→ Objective: Filter the records below for the word "title". Copy each line that holds it.

* begin *

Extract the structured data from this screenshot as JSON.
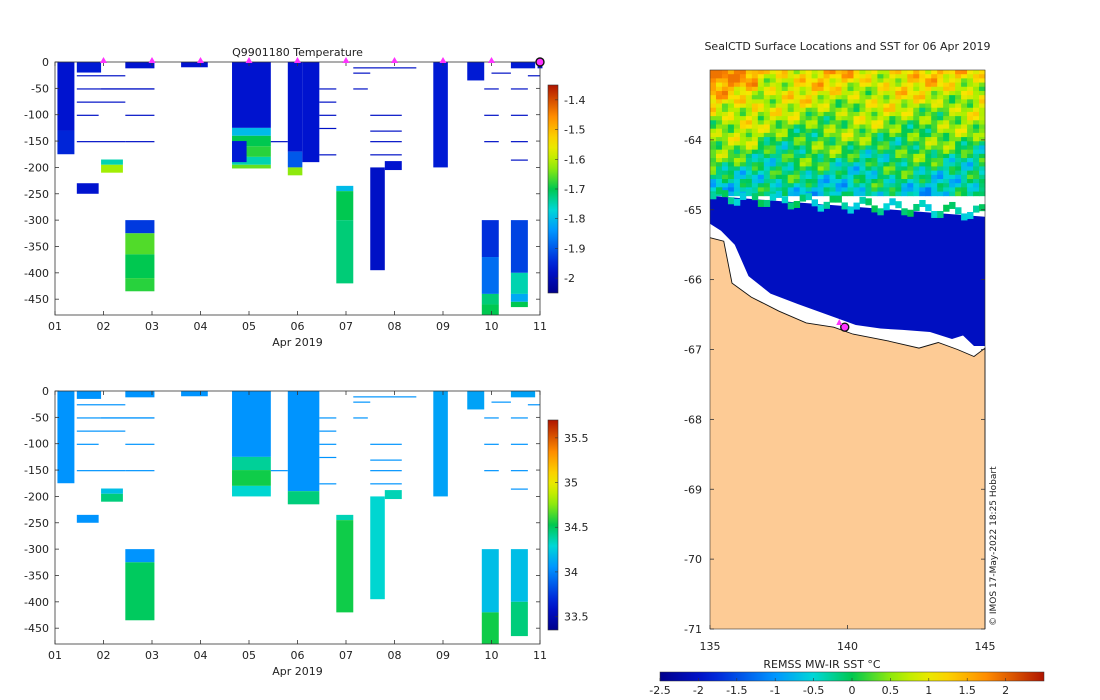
{
  "chart_data": [
    {
      "type": "heatmap",
      "title": "Q9901180  Temperature",
      "xlabel": "Apr 2019",
      "ylabel": "",
      "xlim": [
        1,
        11
      ],
      "ylim": [
        -480,
        0
      ],
      "x_tick_labels": [
        "01",
        "02",
        "03",
        "04",
        "05",
        "06",
        "07",
        "08",
        "09",
        "10",
        "11"
      ],
      "y_ticks": [
        0,
        -50,
        -100,
        -150,
        -200,
        -250,
        -300,
        -350,
        -400,
        -450
      ],
      "colorbar": {
        "range": [
          -2.05,
          -1.35
        ],
        "ticks": [
          -1.4,
          -1.5,
          -1.6,
          -1.7,
          -1.8,
          -1.9,
          -2
        ]
      },
      "surface_markers_day": [
        2,
        3,
        4,
        5,
        6,
        7,
        8,
        9,
        10
      ],
      "profiles": [
        {
          "x0": 1.05,
          "x1": 1.4,
          "segments": [
            [
              0,
              -130,
              -1.97
            ],
            [
              -130,
              -175,
              -1.95
            ]
          ]
        },
        {
          "x0": 1.45,
          "x1": 1.95,
          "segments": [
            [
              0,
              -20,
              -1.96
            ]
          ]
        },
        {
          "x0": 1.95,
          "x1": 2.4,
          "segments": [
            [
              -185,
              -195,
              -1.75
            ],
            [
              -195,
              -210,
              -1.62
            ]
          ]
        },
        {
          "x0": 1.45,
          "x1": 1.9,
          "segments": [
            [
              -230,
              -250,
              -1.97
            ]
          ]
        },
        {
          "x0": 2.45,
          "x1": 3.05,
          "segments": [
            [
              0,
              -12,
              -1.97
            ]
          ]
        },
        {
          "x0": 2.45,
          "x1": 3.05,
          "segments": [
            [
              -300,
              -325,
              -1.93
            ],
            [
              -325,
              -365,
              -1.66
            ],
            [
              -365,
              -410,
              -1.7
            ],
            [
              -410,
              -435,
              -1.68
            ]
          ]
        },
        {
          "x0": 3.6,
          "x1": 4.15,
          "segments": [
            [
              0,
              -10,
              -1.97
            ]
          ]
        },
        {
          "x0": 4.65,
          "x1": 5.45,
          "segments": [
            [
              0,
              -125,
              -1.97
            ],
            [
              -125,
              -140,
              -1.8
            ],
            [
              -140,
              -160,
              -1.7
            ],
            [
              -160,
              -180,
              -1.68
            ],
            [
              -180,
              -195,
              -1.75
            ],
            [
              -195,
              -202,
              -1.65
            ]
          ]
        },
        {
          "x0": 4.65,
          "x1": 4.95,
          "segments": [
            [
              -150,
              -190,
              -1.96
            ]
          ]
        },
        {
          "x0": 5.8,
          "x1": 6.1,
          "segments": [
            [
              0,
              -170,
              -1.97
            ],
            [
              -170,
              -200,
              -1.9
            ],
            [
              -200,
              -215,
              -1.63
            ]
          ]
        },
        {
          "x0": 6.1,
          "x1": 6.45,
          "segments": [
            [
              0,
              -190,
              -1.97
            ]
          ]
        },
        {
          "x0": 6.8,
          "x1": 7.15,
          "segments": [
            [
              -235,
              -245,
              -1.8
            ],
            [
              -245,
              -300,
              -1.7
            ],
            [
              -300,
              -420,
              -1.72
            ]
          ]
        },
        {
          "x0": 7.5,
          "x1": 7.8,
          "segments": [
            [
              -200,
              -395,
              -1.98
            ]
          ]
        },
        {
          "x0": 7.8,
          "x1": 8.15,
          "segments": [
            [
              -188,
              -205,
              -1.97
            ]
          ]
        },
        {
          "x0": 8.8,
          "x1": 9.1,
          "segments": [
            [
              0,
              -200,
              -1.96
            ]
          ]
        },
        {
          "x0": 9.5,
          "x1": 9.85,
          "segments": [
            [
              0,
              -35,
              -1.96
            ]
          ]
        },
        {
          "x0": 9.8,
          "x1": 10.15,
          "segments": [
            [
              -300,
              -370,
              -1.94
            ],
            [
              -370,
              -440,
              -1.88
            ],
            [
              -440,
              -460,
              -1.72
            ],
            [
              -460,
              -480,
              -1.7
            ]
          ]
        },
        {
          "x0": 10.4,
          "x1": 10.75,
          "segments": [
            [
              -300,
              -400,
              -1.92
            ],
            [
              -400,
              -440,
              -1.75
            ],
            [
              -440,
              -455,
              -1.82
            ],
            [
              -455,
              -465,
              -1.7
            ]
          ]
        },
        {
          "x0": 10.4,
          "x1": 10.9,
          "segments": [
            [
              0,
              -12,
              -1.96
            ]
          ]
        },
        {
          "x0": 10.95,
          "x1": 11.05,
          "segments": [
            [
              0,
              -12,
              -1.97
            ]
          ]
        }
      ]
    },
    {
      "type": "heatmap",
      "title": "",
      "xlabel": "Apr 2019",
      "ylabel": "",
      "xlim": [
        1,
        11
      ],
      "ylim": [
        -480,
        0
      ],
      "x_tick_labels": [
        "01",
        "02",
        "03",
        "04",
        "05",
        "06",
        "07",
        "08",
        "09",
        "10",
        "11"
      ],
      "y_ticks": [
        0,
        -50,
        -100,
        -150,
        -200,
        -250,
        -300,
        -350,
        -400,
        -450
      ],
      "colorbar": {
        "range": [
          33.35,
          35.7
        ],
        "ticks": [
          35.5,
          35,
          34.5,
          34,
          33.5
        ]
      },
      "profiles": [
        {
          "x0": 1.05,
          "x1": 1.4,
          "segments": [
            [
              0,
              -175,
              34.05
            ]
          ]
        },
        {
          "x0": 1.45,
          "x1": 1.95,
          "segments": [
            [
              0,
              -15,
              34.05
            ]
          ]
        },
        {
          "x0": 1.95,
          "x1": 2.4,
          "segments": [
            [
              -185,
              -195,
              34.2
            ],
            [
              -195,
              -210,
              34.45
            ]
          ]
        },
        {
          "x0": 1.45,
          "x1": 1.9,
          "segments": [
            [
              -235,
              -250,
              34.05
            ]
          ]
        },
        {
          "x0": 2.45,
          "x1": 3.05,
          "segments": [
            [
              0,
              -12,
              34.05
            ]
          ]
        },
        {
          "x0": 2.45,
          "x1": 3.05,
          "segments": [
            [
              -300,
              -325,
              34.05
            ],
            [
              -325,
              -435,
              34.5
            ]
          ]
        },
        {
          "x0": 3.6,
          "x1": 4.15,
          "segments": [
            [
              0,
              -10,
              34.05
            ]
          ]
        },
        {
          "x0": 4.65,
          "x1": 5.45,
          "segments": [
            [
              0,
              -125,
              34.05
            ],
            [
              -125,
              -150,
              34.4
            ],
            [
              -150,
              -180,
              34.55
            ],
            [
              -180,
              -200,
              34.3
            ]
          ]
        },
        {
          "x0": 5.8,
          "x1": 6.45,
          "segments": [
            [
              0,
              -190,
              34.05
            ],
            [
              -190,
              -215,
              34.45
            ]
          ]
        },
        {
          "x0": 6.8,
          "x1": 7.15,
          "segments": [
            [
              -235,
              -245,
              34.35
            ],
            [
              -245,
              -420,
              34.55
            ]
          ]
        },
        {
          "x0": 7.5,
          "x1": 7.8,
          "segments": [
            [
              -200,
              -395,
              34.3
            ]
          ]
        },
        {
          "x0": 7.8,
          "x1": 8.15,
          "segments": [
            [
              -188,
              -205,
              34.35
            ]
          ]
        },
        {
          "x0": 8.8,
          "x1": 9.1,
          "segments": [
            [
              0,
              -200,
              34.1
            ]
          ]
        },
        {
          "x0": 9.5,
          "x1": 9.85,
          "segments": [
            [
              0,
              -35,
              34.1
            ]
          ]
        },
        {
          "x0": 9.8,
          "x1": 10.15,
          "segments": [
            [
              -300,
              -420,
              34.2
            ],
            [
              -420,
              -480,
              34.55
            ]
          ]
        },
        {
          "x0": 10.4,
          "x1": 10.75,
          "segments": [
            [
              -300,
              -400,
              34.2
            ],
            [
              -400,
              -465,
              34.45
            ]
          ]
        },
        {
          "x0": 10.4,
          "x1": 10.9,
          "segments": [
            [
              0,
              -12,
              34.1
            ]
          ]
        }
      ]
    },
    {
      "type": "heatmap",
      "title": "SealCTD Surface Locations and SST for 06 Apr 2019",
      "xlabel": "",
      "ylabel": "",
      "xlim": [
        135,
        145
      ],
      "ylim": [
        -71,
        -63
      ],
      "x_ticks": [
        135,
        140,
        145
      ],
      "y_ticks": [
        -64,
        -65,
        -66,
        -67,
        -68,
        -69,
        -70,
        -71
      ],
      "colorbar": {
        "label": "REMSS MW-IR SST °C",
        "range": [
          -2.5,
          2.5
        ],
        "ticks": [
          -2.5,
          -2,
          -1.5,
          -1,
          -0.5,
          0,
          0.5,
          1,
          1.5,
          2
        ]
      },
      "seal_location": {
        "lon": 139.9,
        "lat": -66.68
      },
      "credit": "© IMOS 17-May-2022 18:25 Hobart"
    }
  ]
}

* end *

→ Task output:
      "title": "Q9901180  Temperature",
      "title": "",
      "title": "SealCTD Surface Locations and SST for 06 Apr 2019",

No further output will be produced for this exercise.